▼

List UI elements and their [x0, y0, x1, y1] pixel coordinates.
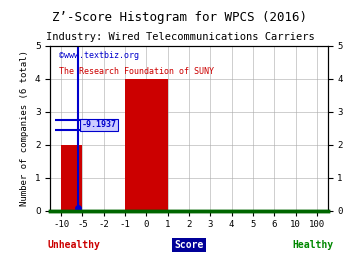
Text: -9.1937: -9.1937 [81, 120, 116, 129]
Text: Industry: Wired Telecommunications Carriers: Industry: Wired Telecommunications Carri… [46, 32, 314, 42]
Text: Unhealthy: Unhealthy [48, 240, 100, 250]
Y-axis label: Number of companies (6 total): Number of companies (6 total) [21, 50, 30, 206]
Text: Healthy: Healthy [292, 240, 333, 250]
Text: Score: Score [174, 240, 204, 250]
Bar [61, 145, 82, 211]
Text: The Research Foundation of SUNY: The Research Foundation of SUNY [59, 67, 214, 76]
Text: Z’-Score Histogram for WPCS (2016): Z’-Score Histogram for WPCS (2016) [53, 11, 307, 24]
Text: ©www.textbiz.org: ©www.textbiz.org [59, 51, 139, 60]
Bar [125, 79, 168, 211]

▲

EXERCISE AIM: Print every line from the one containing "Text: -9.1937: -9.1937 [81, 120, 116, 129]" down to the final line, character for character.

WRITTEN RESPONSE:
Text: -9.1937: -9.1937 [81, 120, 116, 129]
Text: Industry: Wired Telecommunications Carriers: Industry: Wired Telecommunications Carri… [46, 32, 314, 42]
Text: Unhealthy: Unhealthy [48, 240, 100, 250]
Y-axis label: Number of companies (6 total): Number of companies (6 total) [21, 50, 30, 206]
Text: Healthy: Healthy [292, 240, 333, 250]
Text: Score: Score [174, 240, 204, 250]
Bar [61, 145, 82, 211]
Text: The Research Foundation of SUNY: The Research Foundation of SUNY [59, 67, 214, 76]
Text: Z’-Score Histogram for WPCS (2016): Z’-Score Histogram for WPCS (2016) [53, 11, 307, 24]
Text: ©www.textbiz.org: ©www.textbiz.org [59, 51, 139, 60]
Bar [125, 79, 168, 211]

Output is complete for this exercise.